Listed entries:
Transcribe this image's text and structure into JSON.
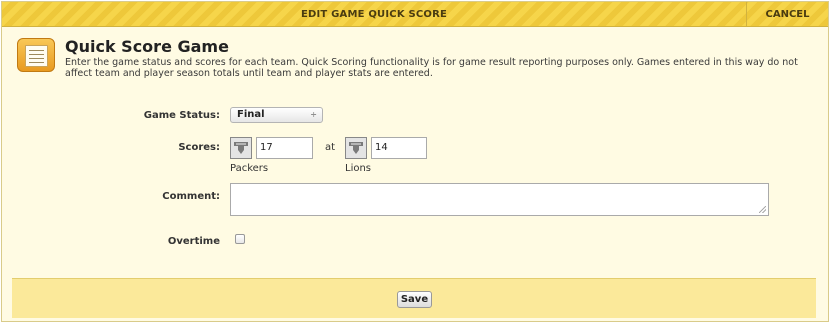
{
  "dialog": {
    "title": "EDIT GAME QUICK SCORE",
    "cancel_label": "CANCEL"
  },
  "header": {
    "icon": "scoresheet-icon",
    "heading": "Quick Score Game",
    "description": "Enter the game status and scores for each team. Quick Scoring functionality is for game result reporting purposes only. Games entered in this way do not affect team and player season totals until team and player stats are entered."
  },
  "form": {
    "game_status": {
      "label": "Game Status:",
      "selected": "Final",
      "arrows": "÷"
    },
    "scores": {
      "label": "Scores:",
      "separator": "at",
      "home": {
        "team": "Packers",
        "score": "17",
        "icon": "team-logo-icon"
      },
      "away": {
        "team": "Lions",
        "score": "14",
        "icon": "team-logo-icon"
      }
    },
    "comment": {
      "label": "Comment:",
      "value": ""
    },
    "overtime": {
      "label": "Overtime",
      "checked": false
    }
  },
  "footer": {
    "save_label": "Save"
  },
  "colors": {
    "titlebar": "#f6d54a",
    "panel": "#fffbe3",
    "footer": "#fbe99a"
  }
}
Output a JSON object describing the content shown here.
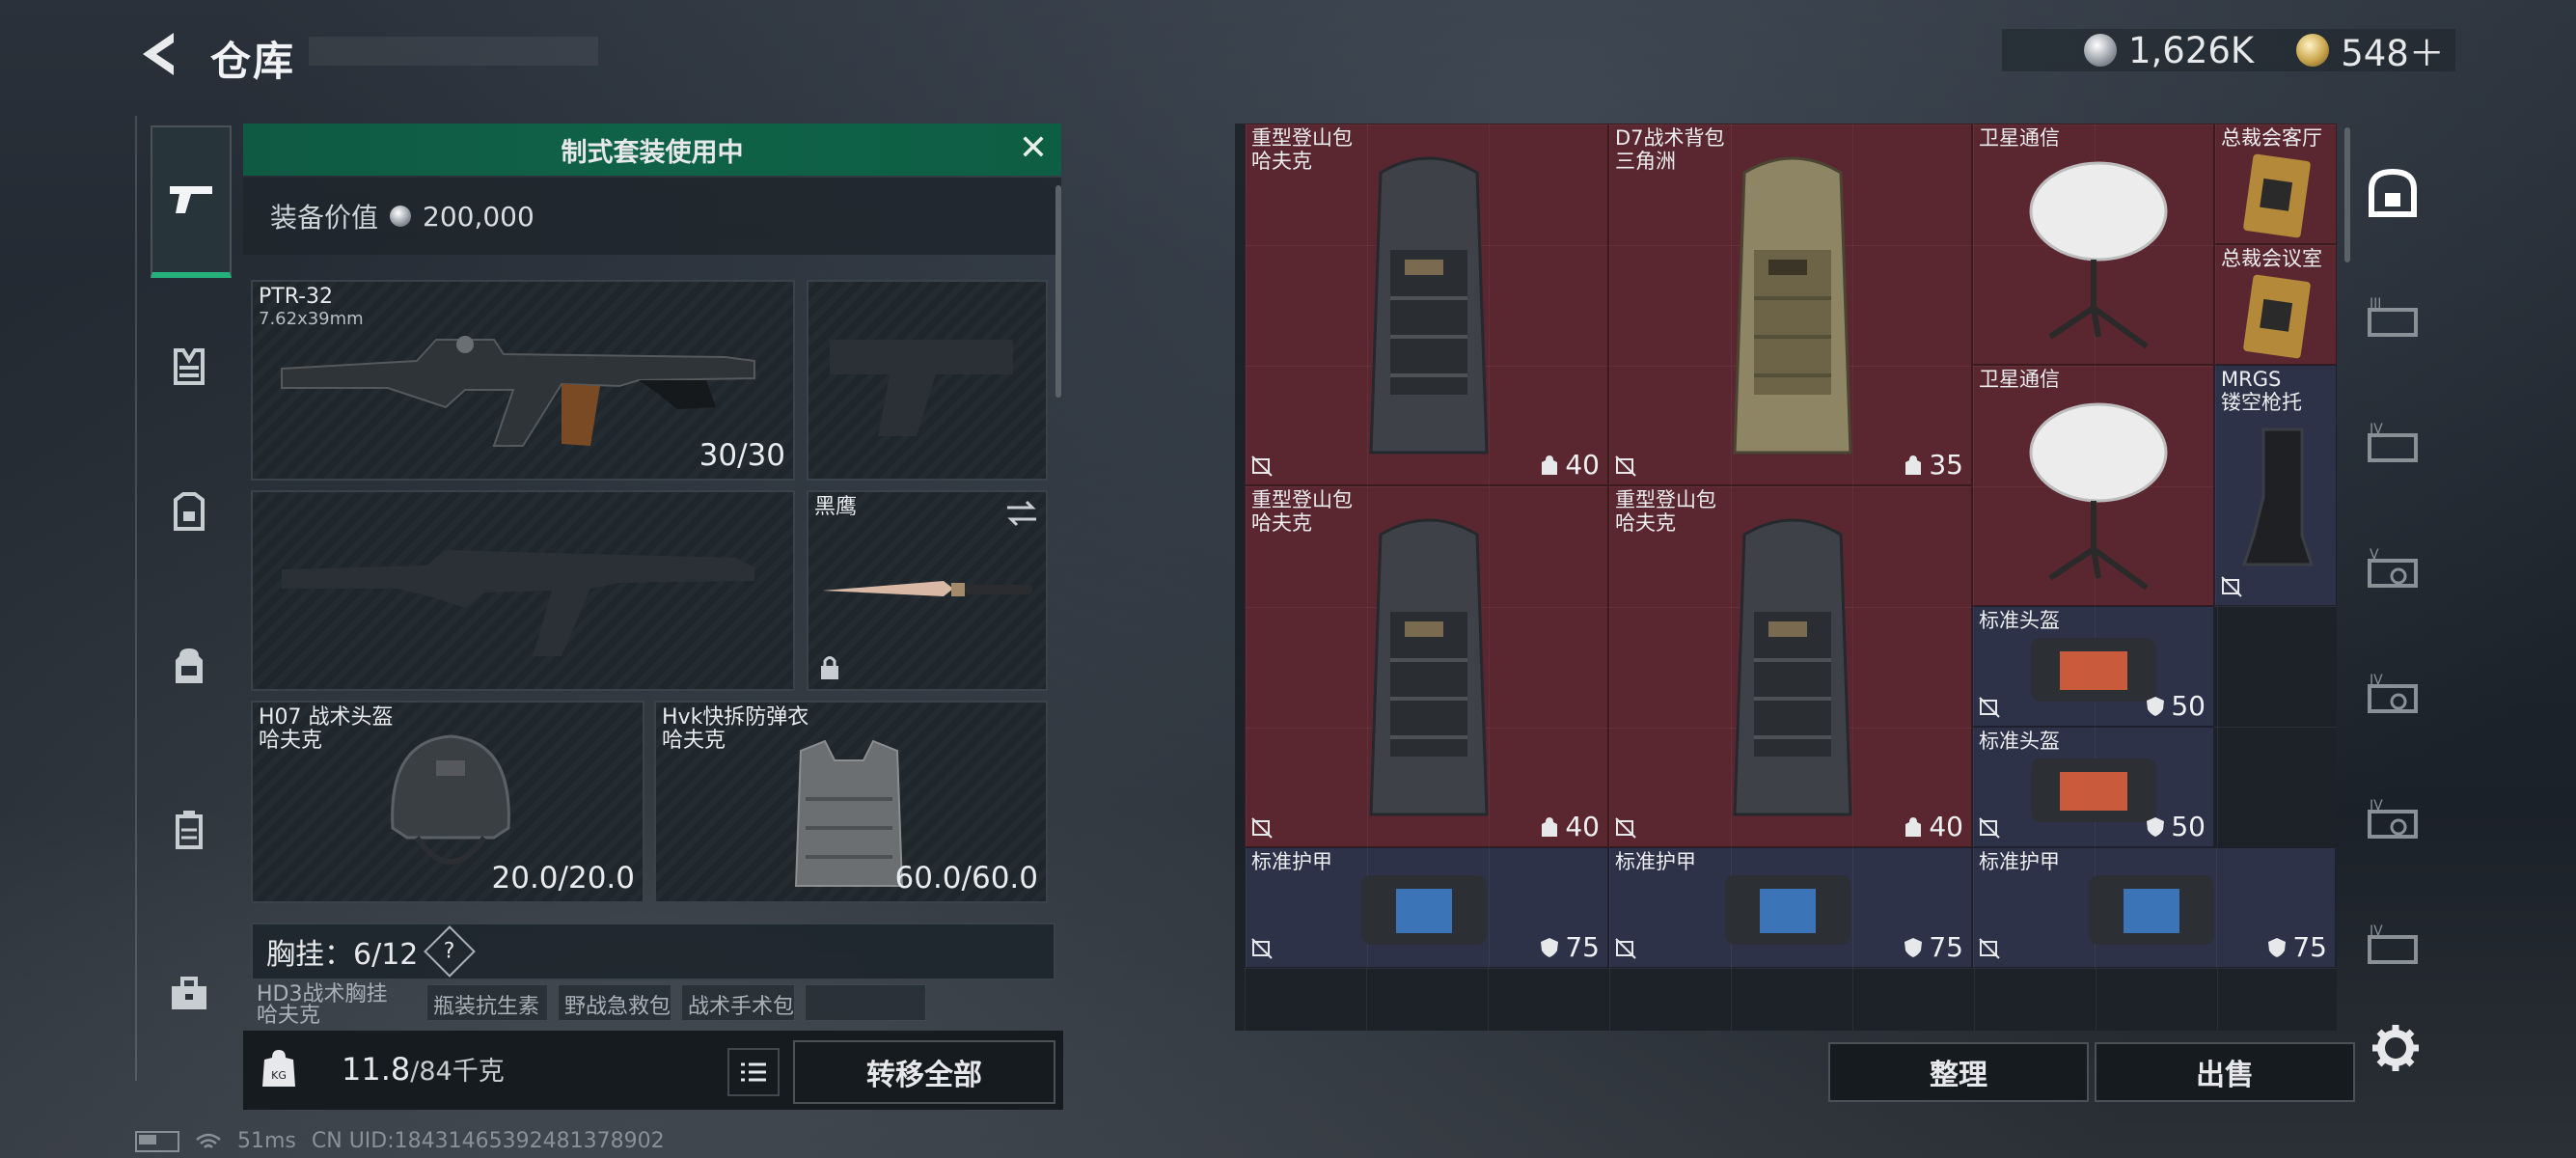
{
  "header": {
    "title": "仓库",
    "currency_silver": "1,626K",
    "currency_gold": "548＋"
  },
  "loadout": {
    "banner": "制式套装使用中",
    "value_label": "装备价值",
    "value": "200,000",
    "primary": {
      "name": "PTR-32",
      "caliber": "7.62x39mm",
      "ammo": "30/30"
    },
    "melee": {
      "name": "黑鹰"
    },
    "helmet": {
      "name": "H07 战术头盔",
      "brand": "哈夫克",
      "durability": "20.0/20.0"
    },
    "armor": {
      "name": "Hvk快拆防弹衣",
      "brand": "哈夫克",
      "durability": "60.0/60.0"
    },
    "chest": {
      "label": "胸挂：6/12",
      "help": "?"
    },
    "chest_items": [
      "HD3战术胸挂",
      "哈夫克",
      "瓶装抗生素",
      "野战急救包",
      "战术手术包"
    ],
    "weight": "11.8",
    "weight_max": "/84千克",
    "transfer_all": "转移全部"
  },
  "stash": {
    "items": [
      {
        "line1": "重型登山包",
        "line2": "哈夫克",
        "value": "40"
      },
      {
        "line1": "D7战术背包",
        "line2": "三角洲",
        "value": "35"
      },
      {
        "line1": "卫星通信",
        "line2": ""
      },
      {
        "line1": "总裁会客厅",
        "line2": ""
      },
      {
        "line1": "总裁会议室",
        "line2": ""
      },
      {
        "line1": "卫星通信",
        "line2": ""
      },
      {
        "line1": "MRGS",
        "line2": "镂空枪托"
      },
      {
        "line1": "重型登山包",
        "line2": "哈夫克",
        "value": "40"
      },
      {
        "line1": "重型登山包",
        "line2": "哈夫克",
        "value": "40"
      },
      {
        "line1": "标准头盔",
        "line2": "",
        "value": "50"
      },
      {
        "line1": "标准头盔",
        "line2": "",
        "value": "50"
      },
      {
        "line1": "标准护甲",
        "line2": "",
        "value": "75"
      },
      {
        "line1": "标准护甲",
        "line2": "",
        "value": "75"
      },
      {
        "line1": "标准护甲",
        "line2": "",
        "value": "75"
      }
    ],
    "sort": "整理",
    "sell": "出售"
  },
  "right_nav": [
    "III",
    "IV",
    "V",
    "IV",
    "IV",
    "IV"
  ],
  "status": {
    "ping": "51ms",
    "uid": "CN UID:1843146539248137890​2"
  },
  "icons": {
    "back": "back-arrow-icon",
    "settings": "gear-icon",
    "close": "close-icon"
  }
}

Description of the task: Pictures in the records must not appear in the copy; transcribe everything else precisely.

Written response:
Transcribe this image's text and structure into JSON.
{
  "dialog": {
    "title": "EDIT GAME QUICK SCORE",
    "cancel_label": "CANCEL"
  },
  "header": {
    "icon": "scoresheet-icon",
    "heading": "Quick Score Game",
    "description": "Enter the game status and scores for each team. Quick Scoring functionality is for game result reporting purposes only. Games entered in this way do not affect team and player season totals until team and player stats are entered."
  },
  "form": {
    "game_status": {
      "label": "Game Status:",
      "selected": "Final",
      "arrows": "÷"
    },
    "scores": {
      "label": "Scores:",
      "separator": "at",
      "home": {
        "team": "Packers",
        "score": "17",
        "icon": "team-logo-icon"
      },
      "away": {
        "team": "Lions",
        "score": "14",
        "icon": "team-logo-icon"
      }
    },
    "comment": {
      "label": "Comment:",
      "value": ""
    },
    "overtime": {
      "label": "Overtime",
      "checked": false
    }
  },
  "footer": {
    "save_label": "Save"
  },
  "colors": {
    "titlebar": "#f6d54a",
    "panel": "#fffbe3",
    "footer": "#fbe99a"
  }
}
Output a JSON object describing the content shown here.
{
  "header": {
    "title": "仓库",
    "currency_silver": "1,626K",
    "currency_gold": "548＋"
  },
  "loadout": {
    "banner": "制式套装使用中",
    "value_label": "装备价值",
    "value": "200,000",
    "primary": {
      "name": "PTR-32",
      "caliber": "7.62x39mm",
      "ammo": "30/30"
    },
    "melee": {
      "name": "黑鹰"
    },
    "helmet": {
      "name": "H07 战术头盔",
      "brand": "哈夫克",
      "durability": "20.0/20.0"
    },
    "armor": {
      "name": "Hvk快拆防弹衣",
      "brand": "哈夫克",
      "durability": "60.0/60.0"
    },
    "chest": {
      "label": "胸挂：6/12",
      "help": "?"
    },
    "chest_items": [
      "HD3战术胸挂",
      "哈夫克",
      "瓶装抗生素",
      "野战急救包",
      "战术手术包"
    ],
    "weight": "11.8",
    "weight_max": "/84千克",
    "transfer_all": "转移全部"
  },
  "stash": {
    "items": [
      {
        "line1": "重型登山包",
        "line2": "哈夫克",
        "value": "40"
      },
      {
        "line1": "D7战术背包",
        "line2": "三角洲",
        "value": "35"
      },
      {
        "line1": "卫星通信",
        "line2": ""
      },
      {
        "line1": "总裁会客厅",
        "line2": ""
      },
      {
        "line1": "总裁会议室",
        "line2": ""
      },
      {
        "line1": "卫星通信",
        "line2": ""
      },
      {
        "line1": "MRGS",
        "line2": "镂空枪托"
      },
      {
        "line1": "重型登山包",
        "line2": "哈夫克",
        "value": "40"
      },
      {
        "line1": "重型登山包",
        "line2": "哈夫克",
        "value": "40"
      },
      {
        "line1": "标准头盔",
        "line2": "",
        "value": "50"
      },
      {
        "line1": "标准头盔",
        "line2": "",
        "value": "50"
      },
      {
        "line1": "标准护甲",
        "line2": "",
        "value": "75"
      },
      {
        "line1": "标准护甲",
        "line2": "",
        "value": "75"
      },
      {
        "line1": "标准护甲",
        "line2": "",
        "value": "75"
      }
    ],
    "sort": "整理",
    "sell": "出售"
  },
  "right_nav": [
    "III",
    "IV",
    "V",
    "IV",
    "IV",
    "IV"
  ],
  "status": {
    "ping": "51ms",
    "uid": "CN UID:1843146539248137890​2"
  },
  "icons": {
    "back": "back-arrow-icon",
    "settings": "gear-icon",
    "close": "close-icon"
  }
}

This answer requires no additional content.